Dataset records
________

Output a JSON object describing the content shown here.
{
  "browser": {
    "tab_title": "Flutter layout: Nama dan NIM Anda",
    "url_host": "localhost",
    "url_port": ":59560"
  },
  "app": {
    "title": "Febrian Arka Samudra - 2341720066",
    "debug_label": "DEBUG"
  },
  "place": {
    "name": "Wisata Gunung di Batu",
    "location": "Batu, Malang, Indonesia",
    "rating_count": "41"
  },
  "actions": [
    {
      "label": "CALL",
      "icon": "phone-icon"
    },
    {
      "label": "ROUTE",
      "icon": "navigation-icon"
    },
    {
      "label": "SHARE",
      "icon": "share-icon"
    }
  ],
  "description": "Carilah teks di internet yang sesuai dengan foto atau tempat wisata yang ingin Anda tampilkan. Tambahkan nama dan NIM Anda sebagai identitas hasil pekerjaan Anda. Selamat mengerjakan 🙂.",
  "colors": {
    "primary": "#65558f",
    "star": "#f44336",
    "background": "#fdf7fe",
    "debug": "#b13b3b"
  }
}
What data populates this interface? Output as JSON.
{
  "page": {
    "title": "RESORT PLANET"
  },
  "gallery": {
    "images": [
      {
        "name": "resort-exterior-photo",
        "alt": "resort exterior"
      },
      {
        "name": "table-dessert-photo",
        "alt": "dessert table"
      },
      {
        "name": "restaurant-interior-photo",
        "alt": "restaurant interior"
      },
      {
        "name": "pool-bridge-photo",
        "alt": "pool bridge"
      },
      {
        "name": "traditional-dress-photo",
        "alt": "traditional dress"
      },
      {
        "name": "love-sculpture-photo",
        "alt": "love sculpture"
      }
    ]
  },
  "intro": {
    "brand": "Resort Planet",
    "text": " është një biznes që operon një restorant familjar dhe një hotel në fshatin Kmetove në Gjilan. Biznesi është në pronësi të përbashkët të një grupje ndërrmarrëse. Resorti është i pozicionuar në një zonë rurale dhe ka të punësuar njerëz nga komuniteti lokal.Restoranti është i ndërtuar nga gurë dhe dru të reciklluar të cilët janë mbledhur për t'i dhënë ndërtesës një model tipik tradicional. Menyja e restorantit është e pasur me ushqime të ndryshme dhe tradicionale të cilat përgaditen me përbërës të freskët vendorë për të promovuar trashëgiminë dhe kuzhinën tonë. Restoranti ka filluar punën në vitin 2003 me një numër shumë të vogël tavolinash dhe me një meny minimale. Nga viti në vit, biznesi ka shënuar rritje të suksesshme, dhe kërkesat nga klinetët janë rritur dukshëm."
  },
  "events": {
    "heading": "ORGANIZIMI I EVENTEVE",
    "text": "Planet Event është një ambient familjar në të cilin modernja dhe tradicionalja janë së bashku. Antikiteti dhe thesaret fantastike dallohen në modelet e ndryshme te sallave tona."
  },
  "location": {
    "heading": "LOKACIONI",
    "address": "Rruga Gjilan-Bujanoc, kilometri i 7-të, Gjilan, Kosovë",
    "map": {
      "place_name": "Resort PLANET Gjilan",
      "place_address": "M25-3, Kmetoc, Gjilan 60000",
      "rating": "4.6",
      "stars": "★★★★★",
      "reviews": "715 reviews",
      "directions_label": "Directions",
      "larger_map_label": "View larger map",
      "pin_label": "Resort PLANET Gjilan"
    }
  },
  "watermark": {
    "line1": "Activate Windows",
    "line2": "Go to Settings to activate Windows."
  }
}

________

## DIRECTIONS
Reproduce the listing above word for word.

## FINAL ANSWER
Output a JSON object describing the content shown here.
{
  "browser": {
    "tab_title": "Flutter layout: Nama dan NIM Anda",
    "url_host": "localhost",
    "url_port": ":59560"
  },
  "app": {
    "title": "Febrian Arka Samudra - 2341720066",
    "debug_label": "DEBUG"
  },
  "place": {
    "name": "Wisata Gunung di Batu",
    "location": "Batu, Malang, Indonesia",
    "rating_count": "41"
  },
  "actions": [
    {
      "label": "CALL",
      "icon": "phone-icon"
    },
    {
      "label": "ROUTE",
      "icon": "navigation-icon"
    },
    {
      "label": "SHARE",
      "icon": "share-icon"
    }
  ],
  "description": "Carilah teks di internet yang sesuai dengan foto atau tempat wisata yang ingin Anda tampilkan. Tambahkan nama dan NIM Anda sebagai identitas hasil pekerjaan Anda. Selamat mengerjakan 🙂.",
  "colors": {
    "primary": "#65558f",
    "star": "#f44336",
    "background": "#fdf7fe",
    "debug": "#b13b3b"
  }
}
What data populates this interface? Output as JSON.
{
  "page": {
    "title": "RESORT PLANET"
  },
  "gallery": {
    "images": [
      {
        "name": "resort-exterior-photo",
        "alt": "resort exterior"
      },
      {
        "name": "table-dessert-photo",
        "alt": "dessert table"
      },
      {
        "name": "restaurant-interior-photo",
        "alt": "restaurant interior"
      },
      {
        "name": "pool-bridge-photo",
        "alt": "pool bridge"
      },
      {
        "name": "traditional-dress-photo",
        "alt": "traditional dress"
      },
      {
        "name": "love-sculpture-photo",
        "alt": "love sculpture"
      }
    ]
  },
  "intro": {
    "brand": "Resort Planet",
    "text": " është një biznes që operon një restorant familjar dhe një hotel në fshatin Kmetove në Gjilan. Biznesi është në pronësi të përbashkët të një grupje ndërrmarrëse. Resorti është i pozicionuar në një zonë rurale dhe ka të punësuar njerëz nga komuniteti lokal.Restoranti është i ndërtuar nga gurë dhe dru të reciklluar të cilët janë mbledhur për t'i dhënë ndërtesës një model tipik tradicional. Menyja e restorantit është e pasur me ushqime të ndryshme dhe tradicionale të cilat përgaditen me përbërës të freskët vendorë për të promovuar trashëgiminë dhe kuzhinën tonë. Restoranti ka filluar punën në vitin 2003 me një numër shumë të vogël tavolinash dhe me një meny minimale. Nga viti në vit, biznesi ka shënuar rritje të suksesshme, dhe kërkesat nga klinetët janë rritur dukshëm."
  },
  "events": {
    "heading": "ORGANIZIMI I EVENTEVE",
    "text": "Planet Event është një ambient familjar në të cilin modernja dhe tradicionalja janë së bashku. Antikiteti dhe thesaret fantastike dallohen në modelet e ndryshme te sallave tona."
  },
  "location": {
    "heading": "LOKACIONI",
    "address": "Rruga Gjilan-Bujanoc, kilometri i 7-të, Gjilan, Kosovë",
    "map": {
      "place_name": "Resort PLANET Gjilan",
      "place_address": "M25-3, Kmetoc, Gjilan 60000",
      "rating": "4.6",
      "stars": "★★★★★",
      "reviews": "715 reviews",
      "directions_label": "Directions",
      "larger_map_label": "View larger map",
      "pin_label": "Resort PLANET Gjilan"
    }
  },
  "watermark": {
    "line1": "Activate Windows",
    "line2": "Go to Settings to activate Windows."
  }
}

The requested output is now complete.